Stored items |
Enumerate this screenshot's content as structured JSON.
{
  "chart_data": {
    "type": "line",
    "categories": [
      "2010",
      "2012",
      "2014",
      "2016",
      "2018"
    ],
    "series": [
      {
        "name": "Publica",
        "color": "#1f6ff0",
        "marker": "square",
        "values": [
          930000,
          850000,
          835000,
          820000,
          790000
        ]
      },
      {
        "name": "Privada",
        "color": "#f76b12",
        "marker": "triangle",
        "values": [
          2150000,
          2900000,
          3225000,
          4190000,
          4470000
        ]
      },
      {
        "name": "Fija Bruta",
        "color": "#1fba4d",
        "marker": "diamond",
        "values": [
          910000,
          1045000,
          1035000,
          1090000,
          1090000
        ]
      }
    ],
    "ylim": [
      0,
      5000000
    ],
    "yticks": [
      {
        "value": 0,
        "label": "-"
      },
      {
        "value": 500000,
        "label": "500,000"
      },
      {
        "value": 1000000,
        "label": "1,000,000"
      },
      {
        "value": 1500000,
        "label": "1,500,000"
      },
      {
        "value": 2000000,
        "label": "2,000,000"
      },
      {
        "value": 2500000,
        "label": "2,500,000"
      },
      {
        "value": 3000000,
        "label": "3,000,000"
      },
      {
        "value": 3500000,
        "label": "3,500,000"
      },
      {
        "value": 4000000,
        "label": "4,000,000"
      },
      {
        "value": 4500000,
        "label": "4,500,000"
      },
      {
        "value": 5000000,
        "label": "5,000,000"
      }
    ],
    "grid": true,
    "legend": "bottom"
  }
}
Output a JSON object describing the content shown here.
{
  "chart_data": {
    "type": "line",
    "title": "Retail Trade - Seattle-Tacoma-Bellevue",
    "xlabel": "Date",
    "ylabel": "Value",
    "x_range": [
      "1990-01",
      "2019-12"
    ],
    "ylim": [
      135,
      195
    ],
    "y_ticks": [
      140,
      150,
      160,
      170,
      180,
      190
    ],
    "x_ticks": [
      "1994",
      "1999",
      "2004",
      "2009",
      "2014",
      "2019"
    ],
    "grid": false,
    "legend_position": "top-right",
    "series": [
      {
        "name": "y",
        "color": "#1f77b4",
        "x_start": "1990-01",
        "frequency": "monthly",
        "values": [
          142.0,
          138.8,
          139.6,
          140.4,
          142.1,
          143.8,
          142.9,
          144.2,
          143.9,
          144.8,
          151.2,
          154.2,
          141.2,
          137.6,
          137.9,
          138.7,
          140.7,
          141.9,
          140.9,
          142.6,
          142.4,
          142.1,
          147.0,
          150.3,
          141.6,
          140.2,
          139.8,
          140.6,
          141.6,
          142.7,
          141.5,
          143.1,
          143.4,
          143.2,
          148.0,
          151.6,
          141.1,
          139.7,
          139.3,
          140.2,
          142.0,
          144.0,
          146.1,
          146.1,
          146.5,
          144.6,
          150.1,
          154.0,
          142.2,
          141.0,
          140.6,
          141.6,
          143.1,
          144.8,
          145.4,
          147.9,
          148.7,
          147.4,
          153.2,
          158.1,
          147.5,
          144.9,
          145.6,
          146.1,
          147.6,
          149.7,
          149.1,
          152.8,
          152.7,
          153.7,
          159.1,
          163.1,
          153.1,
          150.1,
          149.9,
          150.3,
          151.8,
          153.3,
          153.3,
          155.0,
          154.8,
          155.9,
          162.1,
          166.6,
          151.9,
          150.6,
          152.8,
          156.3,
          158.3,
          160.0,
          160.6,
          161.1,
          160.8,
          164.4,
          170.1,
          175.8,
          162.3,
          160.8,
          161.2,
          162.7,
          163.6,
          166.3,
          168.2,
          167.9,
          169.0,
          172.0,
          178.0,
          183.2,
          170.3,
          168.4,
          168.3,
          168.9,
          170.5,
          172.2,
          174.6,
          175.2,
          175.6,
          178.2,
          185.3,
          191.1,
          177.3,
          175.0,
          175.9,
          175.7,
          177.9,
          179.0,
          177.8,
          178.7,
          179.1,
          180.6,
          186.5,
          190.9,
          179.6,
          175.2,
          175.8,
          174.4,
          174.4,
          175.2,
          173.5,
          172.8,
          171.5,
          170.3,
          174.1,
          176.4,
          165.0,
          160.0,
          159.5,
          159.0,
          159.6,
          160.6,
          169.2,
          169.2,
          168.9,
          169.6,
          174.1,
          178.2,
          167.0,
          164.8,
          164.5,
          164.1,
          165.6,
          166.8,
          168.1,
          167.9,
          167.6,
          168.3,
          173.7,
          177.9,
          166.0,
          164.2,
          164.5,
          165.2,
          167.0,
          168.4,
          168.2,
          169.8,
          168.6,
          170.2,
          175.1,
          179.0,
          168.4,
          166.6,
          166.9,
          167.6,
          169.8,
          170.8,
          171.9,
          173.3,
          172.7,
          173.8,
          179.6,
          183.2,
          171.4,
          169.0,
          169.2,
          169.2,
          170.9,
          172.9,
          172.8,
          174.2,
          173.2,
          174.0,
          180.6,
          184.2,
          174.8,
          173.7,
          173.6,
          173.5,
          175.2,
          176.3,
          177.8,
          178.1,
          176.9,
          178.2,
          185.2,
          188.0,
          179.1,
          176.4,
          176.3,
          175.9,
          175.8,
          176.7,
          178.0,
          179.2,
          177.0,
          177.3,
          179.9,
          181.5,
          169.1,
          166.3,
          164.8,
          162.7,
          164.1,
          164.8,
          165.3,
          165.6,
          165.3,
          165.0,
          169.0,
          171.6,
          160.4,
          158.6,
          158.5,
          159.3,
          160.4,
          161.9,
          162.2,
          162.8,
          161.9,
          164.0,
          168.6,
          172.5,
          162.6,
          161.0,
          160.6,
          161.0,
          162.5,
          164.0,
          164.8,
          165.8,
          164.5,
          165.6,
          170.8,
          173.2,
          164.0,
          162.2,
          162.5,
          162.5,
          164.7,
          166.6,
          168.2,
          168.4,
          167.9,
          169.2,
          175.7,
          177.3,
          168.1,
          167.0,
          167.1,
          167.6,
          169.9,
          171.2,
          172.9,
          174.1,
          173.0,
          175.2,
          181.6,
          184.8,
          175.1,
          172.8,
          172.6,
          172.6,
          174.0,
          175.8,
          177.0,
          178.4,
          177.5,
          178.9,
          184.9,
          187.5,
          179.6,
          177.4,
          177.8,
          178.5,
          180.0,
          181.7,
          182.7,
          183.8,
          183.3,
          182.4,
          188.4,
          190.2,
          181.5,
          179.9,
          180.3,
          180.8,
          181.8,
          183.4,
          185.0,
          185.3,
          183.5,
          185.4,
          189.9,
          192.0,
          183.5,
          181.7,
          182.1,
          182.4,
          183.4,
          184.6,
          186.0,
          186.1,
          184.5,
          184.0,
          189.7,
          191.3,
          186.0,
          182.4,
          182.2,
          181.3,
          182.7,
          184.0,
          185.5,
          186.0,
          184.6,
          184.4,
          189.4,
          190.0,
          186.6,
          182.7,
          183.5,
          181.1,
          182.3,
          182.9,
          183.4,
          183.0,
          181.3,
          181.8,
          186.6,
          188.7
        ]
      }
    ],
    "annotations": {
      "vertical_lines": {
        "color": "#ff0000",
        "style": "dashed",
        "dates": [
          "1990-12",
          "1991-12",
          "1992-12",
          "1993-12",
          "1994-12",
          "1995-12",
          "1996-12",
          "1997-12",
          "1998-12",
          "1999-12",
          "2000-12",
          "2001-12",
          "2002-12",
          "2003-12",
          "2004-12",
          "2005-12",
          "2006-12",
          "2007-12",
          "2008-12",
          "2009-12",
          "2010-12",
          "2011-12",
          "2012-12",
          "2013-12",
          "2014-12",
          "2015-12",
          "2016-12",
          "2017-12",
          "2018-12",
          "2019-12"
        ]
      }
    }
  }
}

TASK | Go back to the listing above and please repeat it exactly.

WORKED SOLUTION |
Enumerate this screenshot's content as structured JSON.
{
  "chart_data": {
    "type": "line",
    "categories": [
      "2010",
      "2012",
      "2014",
      "2016",
      "2018"
    ],
    "series": [
      {
        "name": "Publica",
        "color": "#1f6ff0",
        "marker": "square",
        "values": [
          930000,
          850000,
          835000,
          820000,
          790000
        ]
      },
      {
        "name": "Privada",
        "color": "#f76b12",
        "marker": "triangle",
        "values": [
          2150000,
          2900000,
          3225000,
          4190000,
          4470000
        ]
      },
      {
        "name": "Fija Bruta",
        "color": "#1fba4d",
        "marker": "diamond",
        "values": [
          910000,
          1045000,
          1035000,
          1090000,
          1090000
        ]
      }
    ],
    "ylim": [
      0,
      5000000
    ],
    "yticks": [
      {
        "value": 0,
        "label": "-"
      },
      {
        "value": 500000,
        "label": "500,000"
      },
      {
        "value": 1000000,
        "label": "1,000,000"
      },
      {
        "value": 1500000,
        "label": "1,500,000"
      },
      {
        "value": 2000000,
        "label": "2,000,000"
      },
      {
        "value": 2500000,
        "label": "2,500,000"
      },
      {
        "value": 3000000,
        "label": "3,000,000"
      },
      {
        "value": 3500000,
        "label": "3,500,000"
      },
      {
        "value": 4000000,
        "label": "4,000,000"
      },
      {
        "value": 4500000,
        "label": "4,500,000"
      },
      {
        "value": 5000000,
        "label": "5,000,000"
      }
    ],
    "grid": true,
    "legend": "bottom"
  }
}
Output a JSON object describing the content shown here.
{
  "chart_data": {
    "type": "line",
    "title": "Retail Trade - Seattle-Tacoma-Bellevue",
    "xlabel": "Date",
    "ylabel": "Value",
    "x_range": [
      "1990-01",
      "2019-12"
    ],
    "ylim": [
      135,
      195
    ],
    "y_ticks": [
      140,
      150,
      160,
      170,
      180,
      190
    ],
    "x_ticks": [
      "1994",
      "1999",
      "2004",
      "2009",
      "2014",
      "2019"
    ],
    "grid": false,
    "legend_position": "top-right",
    "series": [
      {
        "name": "y",
        "color": "#1f77b4",
        "x_start": "1990-01",
        "frequency": "monthly",
        "values": [
          142.0,
          138.8,
          139.6,
          140.4,
          142.1,
          143.8,
          142.9,
          144.2,
          143.9,
          144.8,
          151.2,
          154.2,
          141.2,
          137.6,
          137.9,
          138.7,
          140.7,
          141.9,
          140.9,
          142.6,
          142.4,
          142.1,
          147.0,
          150.3,
          141.6,
          140.2,
          139.8,
          140.6,
          141.6,
          142.7,
          141.5,
          143.1,
          143.4,
          143.2,
          148.0,
          151.6,
          141.1,
          139.7,
          139.3,
          140.2,
          142.0,
          144.0,
          146.1,
          146.1,
          146.5,
          144.6,
          150.1,
          154.0,
          142.2,
          141.0,
          140.6,
          141.6,
          143.1,
          144.8,
          145.4,
          147.9,
          148.7,
          147.4,
          153.2,
          158.1,
          147.5,
          144.9,
          145.6,
          146.1,
          147.6,
          149.7,
          149.1,
          152.8,
          152.7,
          153.7,
          159.1,
          163.1,
          153.1,
          150.1,
          149.9,
          150.3,
          151.8,
          153.3,
          153.3,
          155.0,
          154.8,
          155.9,
          162.1,
          166.6,
          151.9,
          150.6,
          152.8,
          156.3,
          158.3,
          160.0,
          160.6,
          161.1,
          160.8,
          164.4,
          170.1,
          175.8,
          162.3,
          160.8,
          161.2,
          162.7,
          163.6,
          166.3,
          168.2,
          167.9,
          169.0,
          172.0,
          178.0,
          183.2,
          170.3,
          168.4,
          168.3,
          168.9,
          170.5,
          172.2,
          174.6,
          175.2,
          175.6,
          178.2,
          185.3,
          191.1,
          177.3,
          175.0,
          175.9,
          175.7,
          177.9,
          179.0,
          177.8,
          178.7,
          179.1,
          180.6,
          186.5,
          190.9,
          179.6,
          175.2,
          175.8,
          174.4,
          174.4,
          175.2,
          173.5,
          172.8,
          171.5,
          170.3,
          174.1,
          176.4,
          165.0,
          160.0,
          159.5,
          159.0,
          159.6,
          160.6,
          169.2,
          169.2,
          168.9,
          169.6,
          174.1,
          178.2,
          167.0,
          164.8,
          164.5,
          164.1,
          165.6,
          166.8,
          168.1,
          167.9,
          167.6,
          168.3,
          173.7,
          177.9,
          166.0,
          164.2,
          164.5,
          165.2,
          167.0,
          168.4,
          168.2,
          169.8,
          168.6,
          170.2,
          175.1,
          179.0,
          168.4,
          166.6,
          166.9,
          167.6,
          169.8,
          170.8,
          171.9,
          173.3,
          172.7,
          173.8,
          179.6,
          183.2,
          171.4,
          169.0,
          169.2,
          169.2,
          170.9,
          172.9,
          172.8,
          174.2,
          173.2,
          174.0,
          180.6,
          184.2,
          174.8,
          173.7,
          173.6,
          173.5,
          175.2,
          176.3,
          177.8,
          178.1,
          176.9,
          178.2,
          185.2,
          188.0,
          179.1,
          176.4,
          176.3,
          175.9,
          175.8,
          176.7,
          178.0,
          179.2,
          177.0,
          177.3,
          179.9,
          181.5,
          169.1,
          166.3,
          164.8,
          162.7,
          164.1,
          164.8,
          165.3,
          165.6,
          165.3,
          165.0,
          169.0,
          171.6,
          160.4,
          158.6,
          158.5,
          159.3,
          160.4,
          161.9,
          162.2,
          162.8,
          161.9,
          164.0,
          168.6,
          172.5,
          162.6,
          161.0,
          160.6,
          161.0,
          162.5,
          164.0,
          164.8,
          165.8,
          164.5,
          165.6,
          170.8,
          173.2,
          164.0,
          162.2,
          162.5,
          162.5,
          164.7,
          166.6,
          168.2,
          168.4,
          167.9,
          169.2,
          175.7,
          177.3,
          168.1,
          167.0,
          167.1,
          167.6,
          169.9,
          171.2,
          172.9,
          174.1,
          173.0,
          175.2,
          181.6,
          184.8,
          175.1,
          172.8,
          172.6,
          172.6,
          174.0,
          175.8,
          177.0,
          178.4,
          177.5,
          178.9,
          184.9,
          187.5,
          179.6,
          177.4,
          177.8,
          178.5,
          180.0,
          181.7,
          182.7,
          183.8,
          183.3,
          182.4,
          188.4,
          190.2,
          181.5,
          179.9,
          180.3,
          180.8,
          181.8,
          183.4,
          185.0,
          185.3,
          183.5,
          185.4,
          189.9,
          192.0,
          183.5,
          181.7,
          182.1,
          182.4,
          183.4,
          184.6,
          186.0,
          186.1,
          184.5,
          184.0,
          189.7,
          191.3,
          186.0,
          182.4,
          182.2,
          181.3,
          182.7,
          184.0,
          185.5,
          186.0,
          184.6,
          184.4,
          189.4,
          190.0,
          186.6,
          182.7,
          183.5,
          181.1,
          182.3,
          182.9,
          183.4,
          183.0,
          181.3,
          181.8,
          186.6,
          188.7
        ]
      }
    ],
    "annotations": {
      "vertical_lines": {
        "color": "#ff0000",
        "style": "dashed",
        "dates": [
          "1990-12",
          "1991-12",
          "1992-12",
          "1993-12",
          "1994-12",
          "1995-12",
          "1996-12",
          "1997-12",
          "1998-12",
          "1999-12",
          "2000-12",
          "2001-12",
          "2002-12",
          "2003-12",
          "2004-12",
          "2005-12",
          "2006-12",
          "2007-12",
          "2008-12",
          "2009-12",
          "2010-12",
          "2011-12",
          "2012-12",
          "2013-12",
          "2014-12",
          "2015-12",
          "2016-12",
          "2017-12",
          "2018-12",
          "2019-12"
        ]
      }
    }
  }
}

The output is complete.